● Challenge
Wherever the string "nach" appears, copy the whole line.
* BEGIN Provided records *
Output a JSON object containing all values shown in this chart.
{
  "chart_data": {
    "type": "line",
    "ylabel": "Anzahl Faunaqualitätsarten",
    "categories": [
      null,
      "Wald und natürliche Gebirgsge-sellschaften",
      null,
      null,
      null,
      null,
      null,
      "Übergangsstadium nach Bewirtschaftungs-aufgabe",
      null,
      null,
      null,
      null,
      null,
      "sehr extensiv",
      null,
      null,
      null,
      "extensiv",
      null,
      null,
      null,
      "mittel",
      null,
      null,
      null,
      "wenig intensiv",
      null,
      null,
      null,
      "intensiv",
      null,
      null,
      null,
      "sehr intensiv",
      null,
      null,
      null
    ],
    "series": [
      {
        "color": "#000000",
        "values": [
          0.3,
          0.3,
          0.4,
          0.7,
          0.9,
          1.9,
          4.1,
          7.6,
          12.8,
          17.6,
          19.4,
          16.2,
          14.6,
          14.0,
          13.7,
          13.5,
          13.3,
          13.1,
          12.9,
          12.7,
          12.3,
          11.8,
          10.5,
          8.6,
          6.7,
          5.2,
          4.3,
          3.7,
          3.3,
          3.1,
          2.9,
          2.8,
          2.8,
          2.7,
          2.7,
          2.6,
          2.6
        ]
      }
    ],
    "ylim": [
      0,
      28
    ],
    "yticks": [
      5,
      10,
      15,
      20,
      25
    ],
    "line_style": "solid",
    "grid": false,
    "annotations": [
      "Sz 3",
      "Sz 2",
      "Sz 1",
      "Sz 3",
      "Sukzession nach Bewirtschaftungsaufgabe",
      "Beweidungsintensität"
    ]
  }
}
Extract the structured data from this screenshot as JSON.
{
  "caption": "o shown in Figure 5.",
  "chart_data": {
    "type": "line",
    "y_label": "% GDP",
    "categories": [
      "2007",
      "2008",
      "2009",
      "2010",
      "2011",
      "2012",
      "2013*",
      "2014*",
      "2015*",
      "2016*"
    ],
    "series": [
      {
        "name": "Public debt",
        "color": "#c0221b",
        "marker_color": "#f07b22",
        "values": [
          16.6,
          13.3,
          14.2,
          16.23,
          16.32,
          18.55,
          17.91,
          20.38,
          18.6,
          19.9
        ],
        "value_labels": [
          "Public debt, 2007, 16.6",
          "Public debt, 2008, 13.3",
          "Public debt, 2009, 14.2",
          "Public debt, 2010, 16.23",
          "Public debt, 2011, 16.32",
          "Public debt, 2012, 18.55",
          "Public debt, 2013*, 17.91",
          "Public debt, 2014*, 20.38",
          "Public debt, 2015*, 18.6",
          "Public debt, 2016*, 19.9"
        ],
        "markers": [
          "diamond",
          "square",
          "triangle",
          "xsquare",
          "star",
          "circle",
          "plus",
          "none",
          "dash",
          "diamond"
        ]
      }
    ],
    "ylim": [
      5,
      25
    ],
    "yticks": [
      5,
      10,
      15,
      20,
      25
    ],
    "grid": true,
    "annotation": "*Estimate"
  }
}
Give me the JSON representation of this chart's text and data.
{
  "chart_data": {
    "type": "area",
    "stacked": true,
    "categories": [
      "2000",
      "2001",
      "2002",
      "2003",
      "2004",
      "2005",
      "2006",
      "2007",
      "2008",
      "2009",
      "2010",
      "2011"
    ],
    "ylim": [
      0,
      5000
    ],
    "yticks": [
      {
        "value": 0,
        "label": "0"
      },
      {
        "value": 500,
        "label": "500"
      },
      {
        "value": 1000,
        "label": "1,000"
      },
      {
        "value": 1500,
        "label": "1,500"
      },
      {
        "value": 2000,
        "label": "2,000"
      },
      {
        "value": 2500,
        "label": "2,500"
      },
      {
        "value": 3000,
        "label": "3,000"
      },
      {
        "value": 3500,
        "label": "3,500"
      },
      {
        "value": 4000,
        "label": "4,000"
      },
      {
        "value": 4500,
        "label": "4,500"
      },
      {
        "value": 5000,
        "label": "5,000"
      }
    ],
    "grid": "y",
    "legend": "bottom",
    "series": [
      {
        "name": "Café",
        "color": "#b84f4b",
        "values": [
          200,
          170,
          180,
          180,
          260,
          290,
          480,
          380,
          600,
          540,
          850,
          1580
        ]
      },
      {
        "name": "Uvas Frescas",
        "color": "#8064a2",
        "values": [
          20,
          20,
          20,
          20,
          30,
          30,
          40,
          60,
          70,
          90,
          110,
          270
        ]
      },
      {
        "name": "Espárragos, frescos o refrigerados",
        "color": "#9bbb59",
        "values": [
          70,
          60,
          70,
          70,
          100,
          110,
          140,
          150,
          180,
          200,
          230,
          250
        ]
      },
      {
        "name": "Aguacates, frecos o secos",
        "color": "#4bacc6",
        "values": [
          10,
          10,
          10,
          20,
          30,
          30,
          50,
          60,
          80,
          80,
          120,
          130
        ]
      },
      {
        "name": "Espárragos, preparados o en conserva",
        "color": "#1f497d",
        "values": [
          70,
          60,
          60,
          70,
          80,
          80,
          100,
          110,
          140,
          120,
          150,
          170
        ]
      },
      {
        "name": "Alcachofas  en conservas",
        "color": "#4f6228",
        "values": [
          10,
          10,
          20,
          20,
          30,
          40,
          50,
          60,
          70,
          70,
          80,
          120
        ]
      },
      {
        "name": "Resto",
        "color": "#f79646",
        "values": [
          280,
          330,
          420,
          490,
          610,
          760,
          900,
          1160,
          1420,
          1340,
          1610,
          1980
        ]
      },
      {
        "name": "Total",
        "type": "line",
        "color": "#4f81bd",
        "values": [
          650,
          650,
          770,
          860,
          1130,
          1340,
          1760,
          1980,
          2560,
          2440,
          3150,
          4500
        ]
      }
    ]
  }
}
* END Provided records *
● Task response
      "Übergangsstadium nach Bewirtschaftungs-aufgabe",
      "Sukzession nach Bewirtschaftungsaufgabe",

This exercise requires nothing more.